### [Exercise brief]
Quote each line of the material verbatim, without the pictures.

### [Material provided]
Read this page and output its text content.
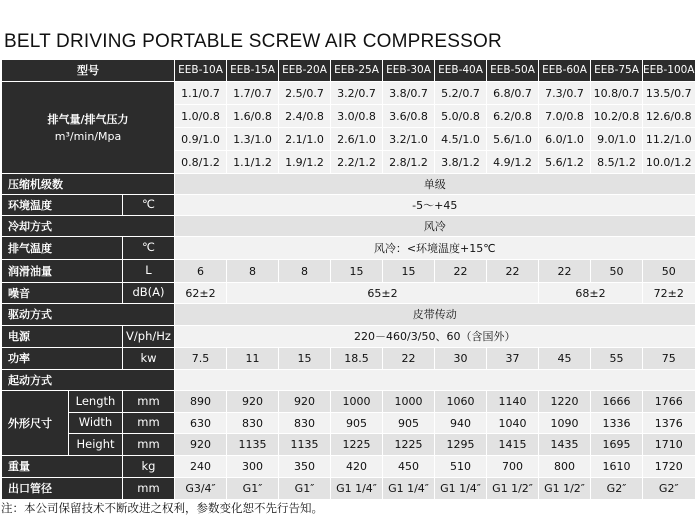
BELT DRIVING PORTABLE SCREW AIR COMPRESSOR
型号			EEB-10A	EEB-15A	EEB-20A	EEB-25A	EEB-30A	EEB-40A	EEB-50A	EEB-60A	EEB-75A	EEB-100A

排气量/排气压力
m³/min/Mpa			1.1/0.7	1.7/0.7	2.5/0.7	3.2/0.7	3.8/0.7	5.2/0.7	6.8/0.7	7.3/0.7	10.8/0.7	13.5/0.7
			1.0/0.8	1.6/0.8	2.4/0.8	3.0/0.8	3.6/0.8	5.0/0.8	6.2/0.8	7.0/0.8	10.2/0.8	12.6/0.8
			0.9/1.0	1.3/1.0	2.1/1.0	2.6/1.0	3.2/1.0	4.5/1.0	5.6/1.0	6.0/1.0	9.0/1.0	11.2/1.0
			0.8/1.2	1.1/1.2	1.9/1.2	2.2/1.2	2.8/1.2	3.8/1.2	4.9/1.2	5.6/1.2	8.5/1.2	10.0/1.2
压缩机级数			单级									
环境温度		℃	-5～+45									
冷却方式			风冷									
排气温度		℃	风冷：<环境温度+15℃									
润滑油量		L	6	8	8	15	15	22	22	22	50	50
噪音		dB(A)	62±2	65±2						68±2		72±2
驱动方式			皮带传动									
电源		V/ph/Hz	220－460/3/50、60（含国外）									
功率		kw	7.5	11	15	18.5	22	30	37	45	55	75
起动方式												
外形尺寸	Length	mm	890	920	920	1000	1000	1060	1140	1220	1666	1766
	Width	mm	630	830	830	905	905	940	1040	1090	1336	1376
	Height	mm	920	1135	1135	1225	1225	1295	1415	1435	1695	1710
重量		kg	240	300	350	420	450	510	700	800	1610	1720
出口管径		mm	G3/4″	G1″	G1″	G1 1/4″	G1 1/4″	G1 1/4″	G1 1/2″	G1 1/2″	G2″	G2″
注：本公司保留技术不断改进之权利，参数变化恕不先行告知。
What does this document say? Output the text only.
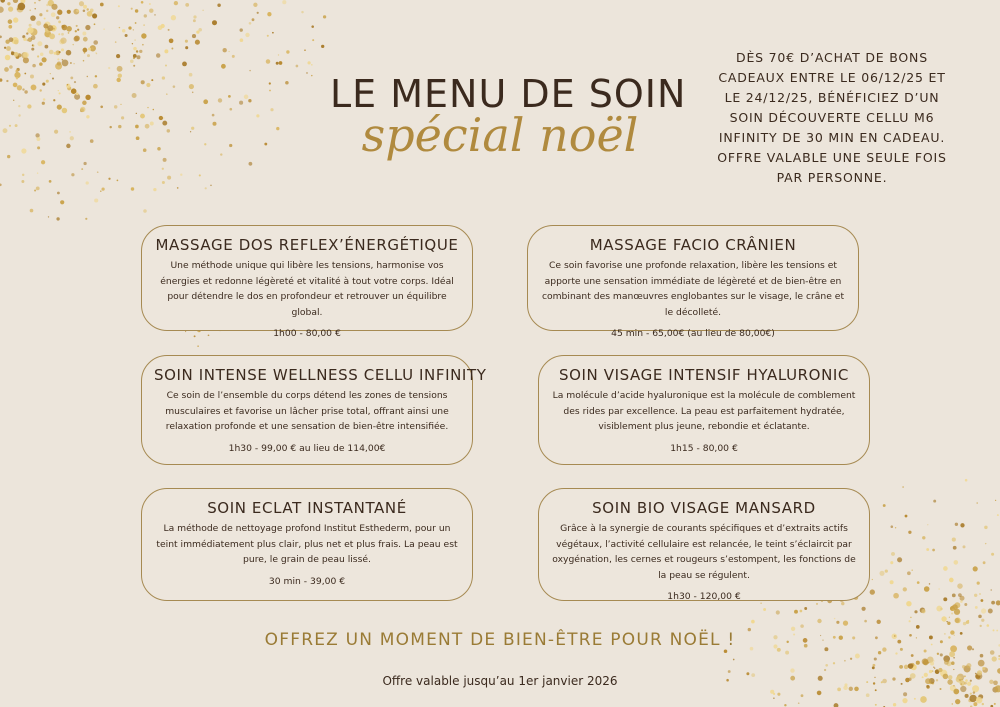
LE MENU DE SOIN
spécial noël
DÈS 70€ D’ACHAT DE BONS CADEAUX ENTRE LE 06/12/25 ET LE 24/12/25, BÉNÉFICIEZ D’UN SOIN DÉCOUVERTE CELLU M6 INFINITY DE 30 MIN EN CADEAU. OFFRE VALABLE UNE SEULE FOIS PAR PERSONNE.
MASSAGE DOS REFLEX’ÉNERGÉTIQUE

Une méthode unique qui libère les tensions, harmonise vos énergies et redonne légèreté et vitalité à tout votre corps. Idéal pour détendre le dos en profondeur et retrouver un équilibre global.

1h00 - 80,00 €
MASSAGE FACIO CRÂNIEN

Ce soin favorise une profonde relaxation, libère les tensions et apporte une sensation immédiate de légèreté et de bien-être en combinant des manœuvres englobantes sur le visage, le crâne et le décolleté.

45 min - 65,00€ (au lieu de 80,00€)
SOIN INTENSE WELLNESS CELLU INFINITY

Ce soin de l’ensemble du corps détend les zones de tensions musculaires et favorise un lâcher prise total, offrant ainsi une relaxation profonde et une sensation de bien-être intensifiée.

1h30 - 99,00 € au lieu de 114,00€
SOIN VISAGE INTENSIF HYALURONIC

La molécule d’acide hyaluronique est la molécule de comblement des rides par excellence. La peau est parfaitement hydratée, visiblement plus jeune, rebondie et éclatante.

1h15 - 80,00 €
SOIN ECLAT INSTANTANÉ

La méthode de nettoyage profond Institut Esthederm, pour un teint immédiatement plus clair, plus net et plus frais. La peau est pure, le grain de peau lissé.

30 min - 39,00 €
SOIN BIO VISAGE MANSARD

Grâce à la synergie de courants spécifiques et d’extraits actifs végétaux, l’activité cellulaire est relancée, le teint s’éclaircit par oxygénation, les cernes et rougeurs s’estompent, les fonctions de la peau se régulent.

1h30 - 120,00 €
OFFREZ UN MOMENT DE BIEN-ÊTRE POUR NOËL !
Offre valable jusqu’au 1er janvier 2026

### [Task output]
Read this page and output its text content.
BELT DRIVING PORTABLE SCREW AIR COMPRESSOR
型号			EEB-10A	EEB-15A	EEB-20A	EEB-25A	EEB-30A	EEB-40A	EEB-50A	EEB-60A	EEB-75A	EEB-100A

排气量/排气压力
m³/min/Mpa			1.1/0.7	1.7/0.7	2.5/0.7	3.2/0.7	3.8/0.7	5.2/0.7	6.8/0.7	7.3/0.7	10.8/0.7	13.5/0.7
			1.0/0.8	1.6/0.8	2.4/0.8	3.0/0.8	3.6/0.8	5.0/0.8	6.2/0.8	7.0/0.8	10.2/0.8	12.6/0.8
			0.9/1.0	1.3/1.0	2.1/1.0	2.6/1.0	3.2/1.0	4.5/1.0	5.6/1.0	6.0/1.0	9.0/1.0	11.2/1.0
			0.8/1.2	1.1/1.2	1.9/1.2	2.2/1.2	2.8/1.2	3.8/1.2	4.9/1.2	5.6/1.2	8.5/1.2	10.0/1.2
压缩机级数			单级									
环境温度		℃	-5～+45									
冷却方式			风冷									
排气温度		℃	风冷：<环境温度+15℃									
润滑油量		L	6	8	8	15	15	22	22	22	50	50
噪音		dB(A)	62±2	65±2						68±2		72±2
驱动方式			皮带传动									
电源		V/ph/Hz	220－460/3/50、60（含国外）									
功率		kw	7.5	11	15	18.5	22	30	37	45	55	75
起动方式												
外形尺寸	Length	mm	890	920	920	1000	1000	1060	1140	1220	1666	1766
	Width	mm	630	830	830	905	905	940	1040	1090	1336	1376
	Height	mm	920	1135	1135	1225	1225	1295	1415	1435	1695	1710
重量		kg	240	300	350	420	450	510	700	800	1610	1720
出口管径		mm	G3/4″	G1″	G1″	G1 1/4″	G1 1/4″	G1 1/4″	G1 1/2″	G1 1/2″	G2″	G2″
注：本公司保留技术不断改进之权利，参数变化恕不先行告知。
What does this document say? Output the text only.
LE MENU DE SOIN
spécial noël
DÈS 70€ D’ACHAT DE BONS CADEAUX ENTRE LE 06/12/25 ET LE 24/12/25, BÉNÉFICIEZ D’UN SOIN DÉCOUVERTE CELLU M6 INFINITY DE 30 MIN EN CADEAU. OFFRE VALABLE UNE SEULE FOIS PAR PERSONNE.
MASSAGE DOS REFLEX’ÉNERGÉTIQUE

Une méthode unique qui libère les tensions, harmonise vos énergies et redonne légèreté et vitalité à tout votre corps. Idéal pour détendre le dos en profondeur et retrouver un équilibre global.

1h00 - 80,00 €
MASSAGE FACIO CRÂNIEN

Ce soin favorise une profonde relaxation, libère les tensions et apporte une sensation immédiate de légèreté et de bien-être en combinant des manœuvres englobantes sur le visage, le crâne et le décolleté.

45 min - 65,00€ (au lieu de 80,00€)
SOIN INTENSE WELLNESS CELLU INFINITY

Ce soin de l’ensemble du corps détend les zones de tensions musculaires et favorise un lâcher prise total, offrant ainsi une relaxation profonde et une sensation de bien-être intensifiée.

1h30 - 99,00 € au lieu de 114,00€
SOIN VISAGE INTENSIF HYALURONIC

La molécule d’acide hyaluronique est la molécule de comblement des rides par excellence. La peau est parfaitement hydratée, visiblement plus jeune, rebondie et éclatante.

1h15 - 80,00 €
SOIN ECLAT INSTANTANÉ

La méthode de nettoyage profond Institut Esthederm, pour un teint immédiatement plus clair, plus net et plus frais. La peau est pure, le grain de peau lissé.

30 min - 39,00 €
SOIN BIO VISAGE MANSARD

Grâce à la synergie de courants spécifiques et d’extraits actifs végétaux, l’activité cellulaire est relancée, le teint s’éclaircit par oxygénation, les cernes et rougeurs s’estompent, les fonctions de la peau se régulent.

1h30 - 120,00 €
OFFREZ UN MOMENT DE BIEN-ÊTRE POUR NOËL !
Offre valable jusqu’au 1er janvier 2026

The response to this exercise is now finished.